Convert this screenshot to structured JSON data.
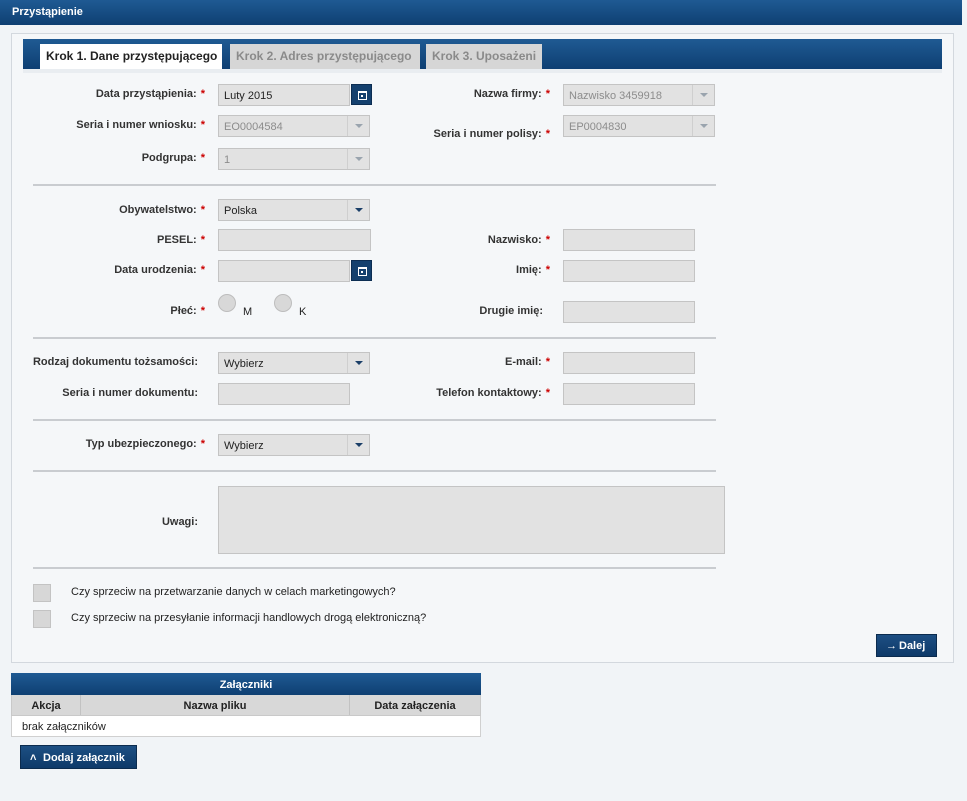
{
  "window": {
    "title": "Przystąpienie"
  },
  "tabs": [
    {
      "label": "Krok 1. Dane przystępującego",
      "active": true
    },
    {
      "label": "Krok 2. Adres przystępującego",
      "active": false
    },
    {
      "label": "Krok 3. Uposażeni",
      "active": false
    }
  ],
  "required_marker": "*",
  "form": {
    "data_przystapienia": {
      "label": "Data przystąpienia:",
      "value": "Luty 2015"
    },
    "nazwa_firmy": {
      "label": "Nazwa firmy:",
      "value": "Nazwisko 3459918"
    },
    "seria_wniosku": {
      "label": "Seria i numer wniosku:",
      "value": "EO0004584"
    },
    "seria_polisy": {
      "label": "Seria i numer polisy:",
      "value": "EP0004830"
    },
    "podgrupa": {
      "label": "Podgrupa:",
      "value": "1"
    },
    "obywatelstwo": {
      "label": "Obywatelstwo:",
      "value": "Polska"
    },
    "pesel": {
      "label": "PESEL:",
      "value": ""
    },
    "nazwisko": {
      "label": "Nazwisko:",
      "value": ""
    },
    "data_urodzenia": {
      "label": "Data urodzenia:",
      "value": ""
    },
    "imie": {
      "label": "Imię:",
      "value": ""
    },
    "plec": {
      "label": "Płeć:",
      "options": [
        "M",
        "K"
      ]
    },
    "drugie_imie": {
      "label": "Drugie imię:",
      "value": ""
    },
    "rodzaj_dokumentu": {
      "label": "Rodzaj dokumentu tożsamości:",
      "value": "Wybierz"
    },
    "email": {
      "label": "E-mail:",
      "value": ""
    },
    "seria_dokumentu": {
      "label": "Seria i numer dokumentu:",
      "value": ""
    },
    "telefon": {
      "label": "Telefon kontaktowy:",
      "value": ""
    },
    "typ_ubezpieczonego": {
      "label": "Typ ubezpieczonego:",
      "value": "Wybierz"
    },
    "uwagi": {
      "label": "Uwagi:",
      "value": ""
    }
  },
  "consents": [
    {
      "label": "Czy sprzeciw na przetwarzanie danych w celach marketingowych?",
      "checked": false
    },
    {
      "label": "Czy sprzeciw na przesyłanie informacji handlowych drogą elektroniczną?",
      "checked": false
    }
  ],
  "next_button": {
    "label": "Dalej",
    "icon": "arrow-right-icon"
  },
  "attachments": {
    "title": "Załączniki",
    "columns": [
      "Akcja",
      "Nazwa pliku",
      "Data załączenia"
    ],
    "empty_text": "brak załączników",
    "add_button": {
      "label": "Dodaj załącznik",
      "icon": "chevron-up-icon"
    }
  }
}
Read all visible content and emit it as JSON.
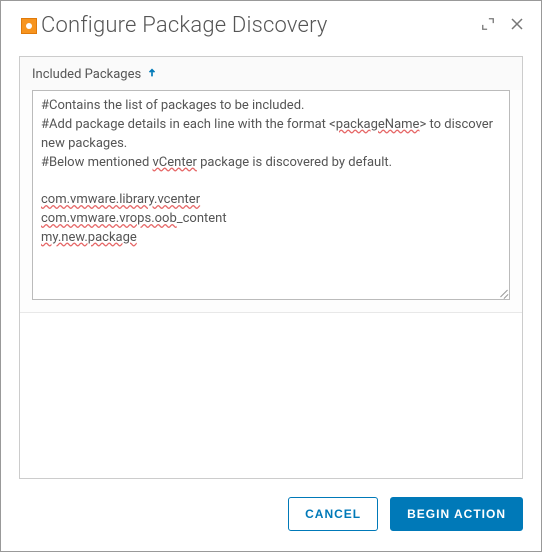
{
  "dialog": {
    "title": "Configure Package Discovery"
  },
  "section": {
    "label": "Included Packages"
  },
  "packages": {
    "comment1": "#Contains the list of packages to be included.",
    "comment2a": "#Add package details in each line with the format <",
    "comment2b": "packageName",
    "comment2c": "> to discover new packages.",
    "comment3a": "#Below mentioned ",
    "comment3b": "vCenter",
    "comment3c": " package is discovered by default.",
    "line1": "com.vmware.library.vcenter",
    "line2a": "com.vmware.vrops.oob",
    "line2b": "_content",
    "line3": "my.new.package"
  },
  "footer": {
    "cancel": "Cancel",
    "begin": "Begin Action"
  }
}
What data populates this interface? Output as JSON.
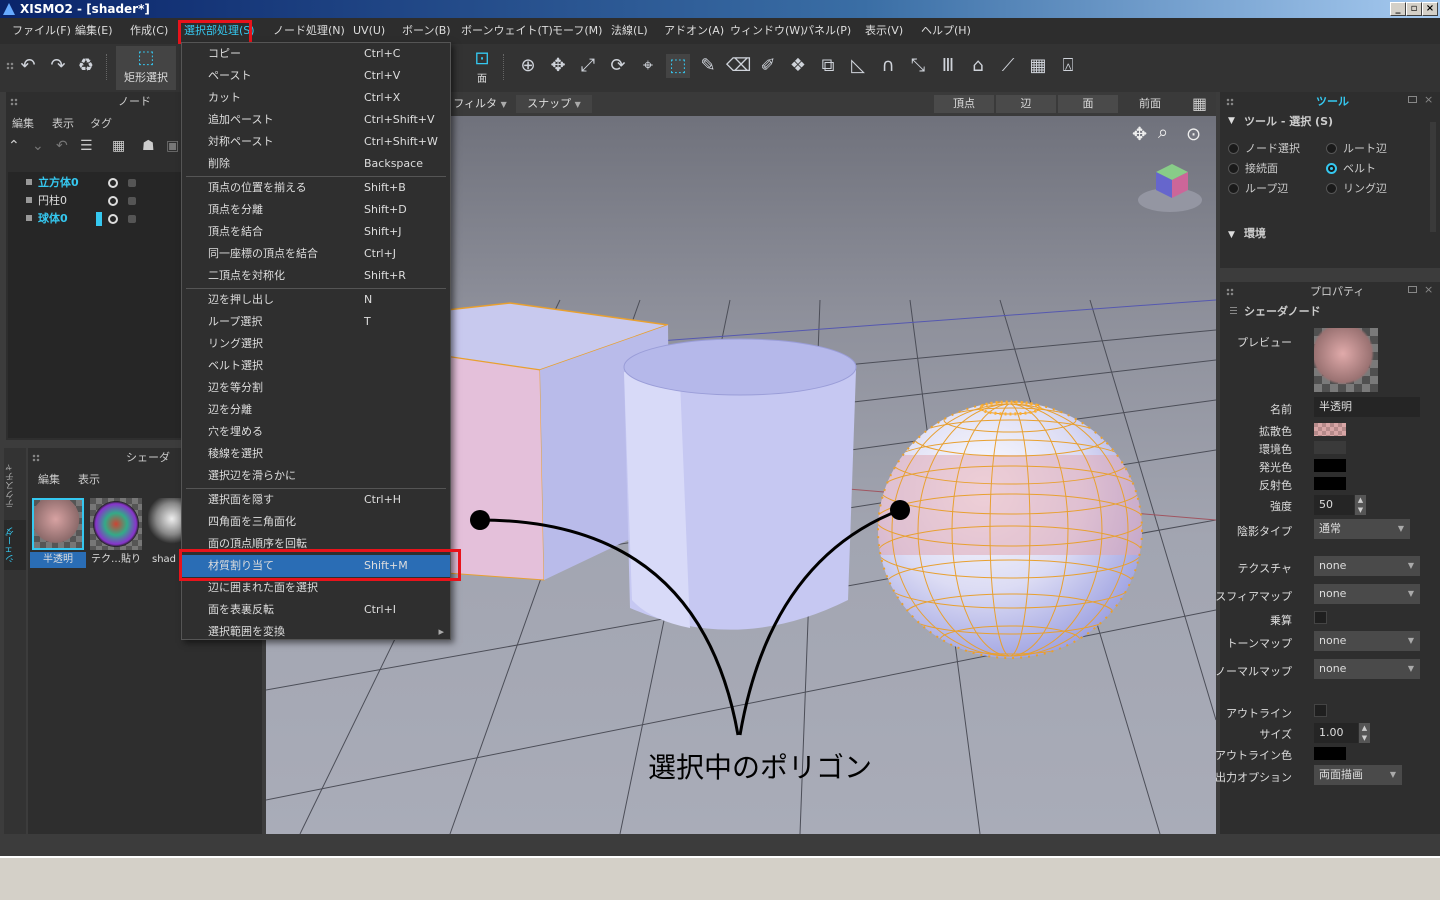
{
  "window": {
    "title": "XISMO2 - [shader*]",
    "min": "_",
    "max": "▫",
    "close": "×"
  },
  "menubar": [
    {
      "label": "ファイル(F)"
    },
    {
      "label": "編集(E)"
    },
    {
      "label": "作成(C)"
    },
    {
      "label": "選択部処理(S)",
      "active": true
    },
    {
      "label": "ノード処理(N)"
    },
    {
      "label": "UV(U)"
    },
    {
      "label": "ボーン(B)"
    },
    {
      "label": "ボーンウェイト(T)"
    },
    {
      "label": "モーフ(M)"
    },
    {
      "label": "法線(L)"
    },
    {
      "label": "アドオン(A)"
    },
    {
      "label": "ウィンドウ(W)"
    },
    {
      "label": "パネル(P)"
    },
    {
      "label": "表示(V)"
    },
    {
      "label": "ヘルプ(H)"
    }
  ],
  "toolbar": {
    "rect_select_label": "矩形選択",
    "face_label": "面",
    "accent": "#35c8f0"
  },
  "node_panel": {
    "title": "ノード",
    "menu": [
      "編集",
      "表示",
      "タグ"
    ],
    "items": [
      {
        "label": "立方体0",
        "color": "#35c8f0"
      },
      {
        "label": "円柱0",
        "color": "#dddddd"
      },
      {
        "label": "球体0",
        "color": "#35c8f0"
      }
    ]
  },
  "shader_panel": {
    "title": "シェーダ",
    "menu": [
      "編集",
      "表示"
    ],
    "thumbs": [
      "半透明",
      "テク…貼り",
      "shad"
    ]
  },
  "side_tabs": [
    "テクスチャ",
    "シェーダ"
  ],
  "context_menu": {
    "items": [
      {
        "label": "コピー",
        "shortcut": "Ctrl+C"
      },
      {
        "label": "ペースト",
        "shortcut": "Ctrl+V"
      },
      {
        "label": "カット",
        "shortcut": "Ctrl+X"
      },
      {
        "label": "追加ペースト",
        "shortcut": "Ctrl+Shift+V"
      },
      {
        "label": "対称ペースト",
        "shortcut": "Ctrl+Shift+W"
      },
      {
        "label": "削除",
        "shortcut": "Backspace"
      },
      {
        "label": "頂点の位置を揃える",
        "shortcut": "Shift+B"
      },
      {
        "label": "頂点を分離",
        "shortcut": "Shift+D"
      },
      {
        "label": "頂点を結合",
        "shortcut": "Shift+J"
      },
      {
        "label": "同一座標の頂点を結合",
        "shortcut": "Ctrl+J"
      },
      {
        "label": "二頂点を対称化",
        "shortcut": "Shift+R"
      },
      {
        "label": "辺を押し出し",
        "shortcut": "N"
      },
      {
        "label": "ループ選択",
        "shortcut": "T"
      },
      {
        "label": "リング選択",
        "shortcut": ""
      },
      {
        "label": "ベルト選択",
        "shortcut": ""
      },
      {
        "label": "辺を等分割",
        "shortcut": ""
      },
      {
        "label": "辺を分離",
        "shortcut": ""
      },
      {
        "label": "穴を埋める",
        "shortcut": ""
      },
      {
        "label": "稜線を選択",
        "shortcut": ""
      },
      {
        "label": "選択辺を滑らかに",
        "shortcut": ""
      },
      {
        "label": "選択面を隠す",
        "shortcut": "Ctrl+H"
      },
      {
        "label": "四角面を三角面化",
        "shortcut": ""
      },
      {
        "label": "面の頂点順序を回転",
        "shortcut": ""
      },
      {
        "label": "材質割り当て",
        "shortcut": "Shift+M",
        "highlight": true
      },
      {
        "label": "辺に囲まれた面を選択",
        "shortcut": ""
      },
      {
        "label": "面を表裏反転",
        "shortcut": "Ctrl+I"
      },
      {
        "label": "選択範囲を変換",
        "shortcut": "",
        "submenu": true
      }
    ]
  },
  "viewport": {
    "filter_label": "フィルタ",
    "snap_label": "スナップ",
    "mode_buttons": [
      "頂点",
      "辺",
      "面"
    ],
    "view_label": "前面",
    "annotation": "選択中のポリゴン"
  },
  "tool_panel": {
    "tab": "ツール",
    "section": "ツール - 選択 (S)",
    "options": [
      {
        "label": "ノード選択",
        "selected": false
      },
      {
        "label": "ルート辺",
        "selected": false
      },
      {
        "label": "接続面",
        "selected": false
      },
      {
        "label": "ベルト",
        "selected": true
      },
      {
        "label": "ループ辺",
        "selected": false
      },
      {
        "label": "リング辺",
        "selected": false
      }
    ],
    "env_section": "環境"
  },
  "prop_panel": {
    "title": "プロパティ",
    "section": "シェーダノード",
    "preview_label": "プレビュー",
    "name_label": "名前",
    "name_value": "半透明",
    "diffuse_label": "拡散色",
    "ambient_label": "環境色",
    "emissive_label": "発光色",
    "specular_label": "反射色",
    "power_label": "強度",
    "power_value": "50",
    "shade_label": "陰影タイプ",
    "shade_value": "通常",
    "texture_label": "テクスチャ",
    "texture_value": "none",
    "sphere_label": "スフィアマップ",
    "sphere_value": "none",
    "mult_label": "乗算",
    "toon_label": "トーンマップ",
    "toon_value": "none",
    "normal_label": "ノーマルマップ",
    "normal_value": "none",
    "outline_label": "アウトライン",
    "size_label": "サイズ",
    "size_value": "1.00",
    "outline_color_label": "アウトライン色",
    "output_label": "出力オプション",
    "output_value": "両面描画"
  }
}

━━━━━━━━

## Task
Using the listing above, pull out all lines that hold the word "przystępującego".

## Full output
      "label": "Krok 1. Dane przystępującego",
      "label": "Krok 2. Adres przystępującego",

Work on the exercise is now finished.